[EXERCISE] What follows is a set of records; restate each one word for word and drop the pictures.

═════ SUPPLIED MATERIAL ═════

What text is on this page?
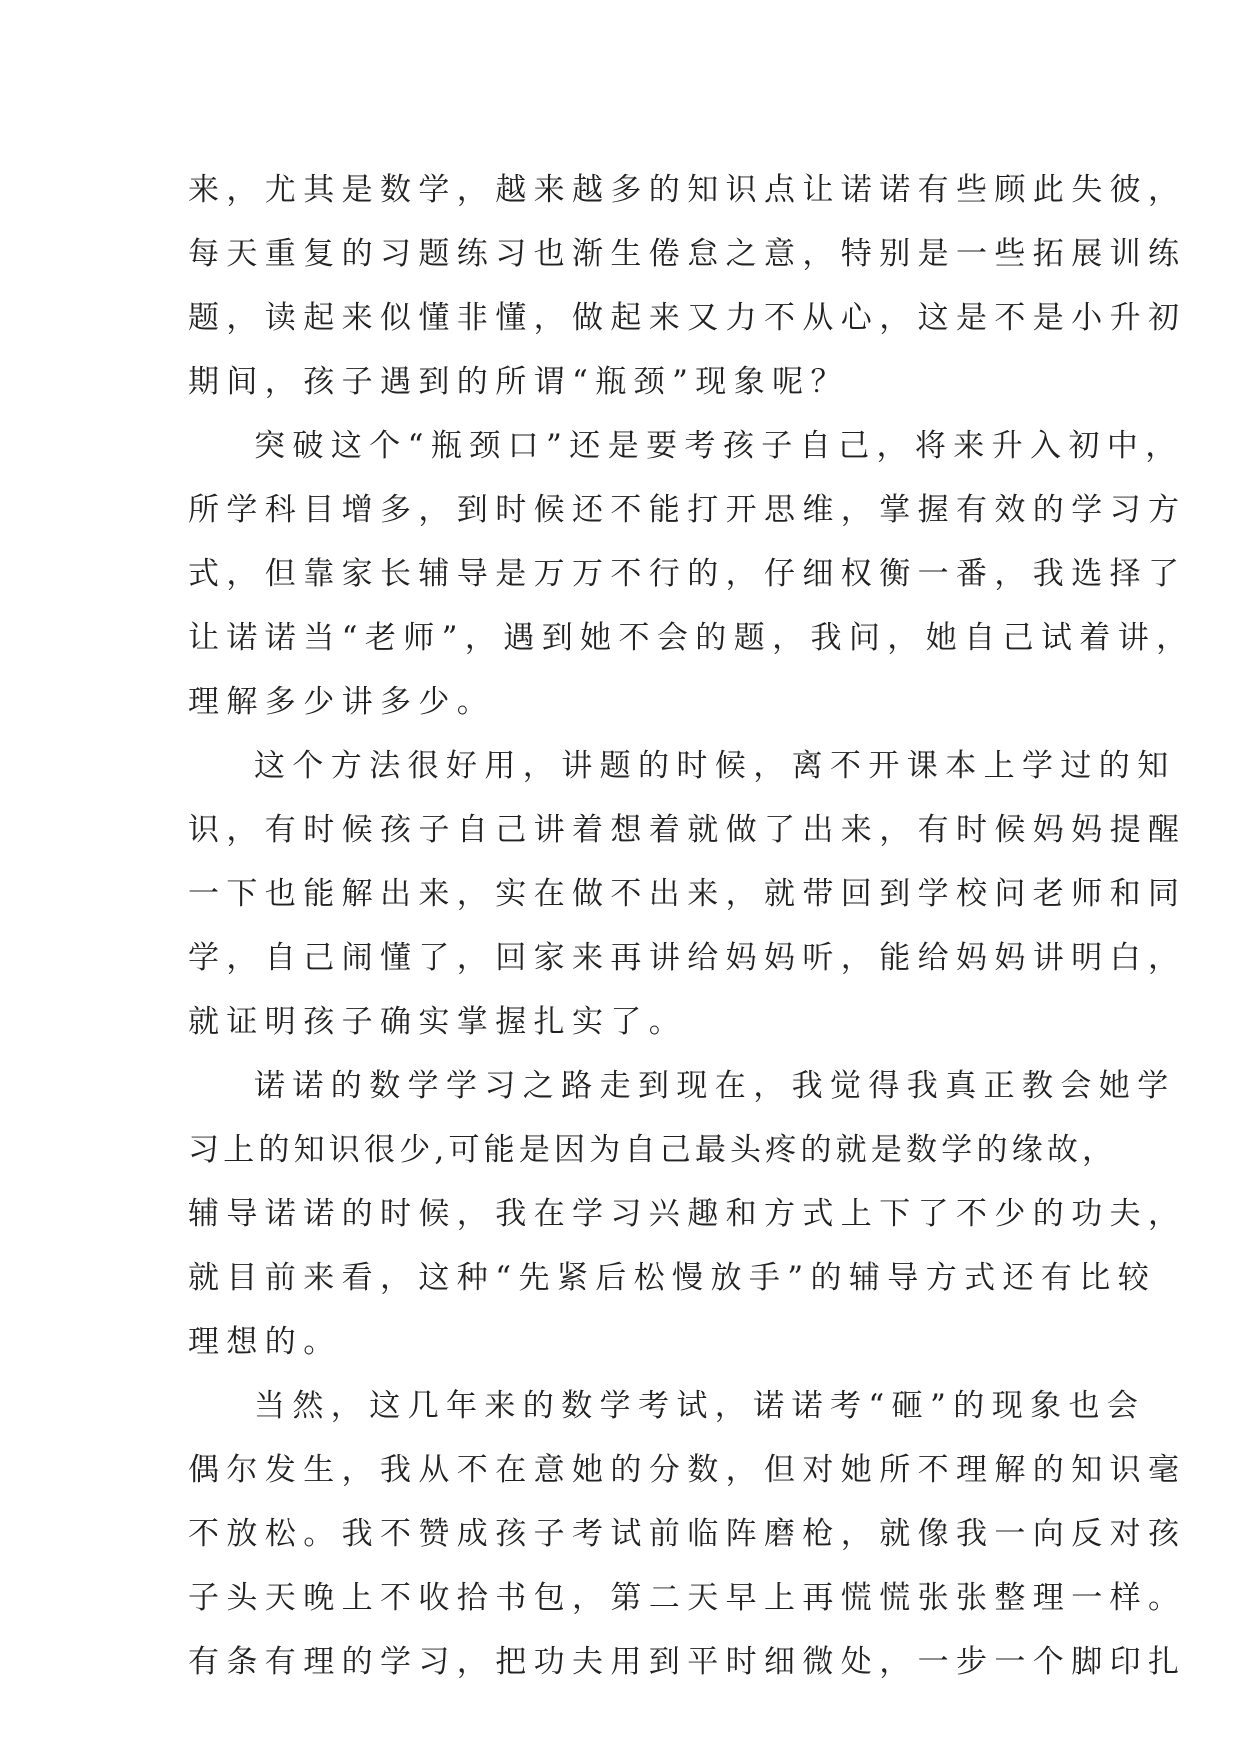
来，尤其是数学，越来越多的知识点让诺诺有些顾此失彼，
每天重复的习题练习也渐生倦怠之意，特别是一些拓展训练
题，读起来似懂非懂，做起来又力不从心，这是不是小升初
期间，孩子遇到的所谓“瓶颈”现象呢？
突破这个“瓶颈口”还是要考孩子自己，将来升入初中，
所学科目增多，到时候还不能打开思维，掌握有效的学习方
式，但靠家长辅导是万万不行的，仔细权衡一番，我选择了
让诺诺当“老师”，遇到她不会的题，我问，她自己试着讲，
理解多少讲多少。
这个方法很好用，讲题的时候，离不开课本上学过的知
识，有时候孩子自己讲着想着就做了出来，有时候妈妈提醒
一下也能解出来，实在做不出来，就带回到学校问老师和同
学，自己闹懂了，回家来再讲给妈妈听，能给妈妈讲明白，
就证明孩子确实掌握扎实了。
诺诺的数学学习之路走到现在，我觉得我真正教会她学
习上的知识很少,可能是因为自己最头疼的就是数学的缘故，
辅导诺诺的时候，我在学习兴趣和方式上下了不少的功夫，
就目前来看，这种“先紧后松慢放手”的辅导方式还有比较
理想的。
当然，这几年来的数学考试，诺诺考“砸”的现象也会
偶尔发生，我从不在意她的分数，但对她所不理解的知识毫
不放松。我不赞成孩子考试前临阵磨枪，就像我一向反对孩
子头天晚上不收拾书包，第二天早上再慌慌张张整理一样。
有条有理的学习，把功夫用到平时细微处，一步一个脚印扎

═════

[COMPLETED EXERCISE]
What text is on this page?
来，尤其是数学，越来越多的知识点让诺诺有些顾此失彼，
每天重复的习题练习也渐生倦怠之意，特别是一些拓展训练
题，读起来似懂非懂，做起来又力不从心，这是不是小升初
期间，孩子遇到的所谓“瓶颈”现象呢？
突破这个“瓶颈口”还是要考孩子自己，将来升入初中，
所学科目增多，到时候还不能打开思维，掌握有效的学习方
式，但靠家长辅导是万万不行的，仔细权衡一番，我选择了
让诺诺当“老师”，遇到她不会的题，我问，她自己试着讲，
理解多少讲多少。
这个方法很好用，讲题的时候，离不开课本上学过的知
识，有时候孩子自己讲着想着就做了出来，有时候妈妈提醒
一下也能解出来，实在做不出来，就带回到学校问老师和同
学，自己闹懂了，回家来再讲给妈妈听，能给妈妈讲明白，
就证明孩子确实掌握扎实了。
诺诺的数学学习之路走到现在，我觉得我真正教会她学
习上的知识很少,可能是因为自己最头疼的就是数学的缘故，
辅导诺诺的时候，我在学习兴趣和方式上下了不少的功夫，
就目前来看，这种“先紧后松慢放手”的辅导方式还有比较
理想的。
当然，这几年来的数学考试，诺诺考“砸”的现象也会
偶尔发生，我从不在意她的分数，但对她所不理解的知识毫
不放松。我不赞成孩子考试前临阵磨枪，就像我一向反对孩
子头天晚上不收拾书包，第二天早上再慌慌张张整理一样。
有条有理的学习，把功夫用到平时细微处，一步一个脚印扎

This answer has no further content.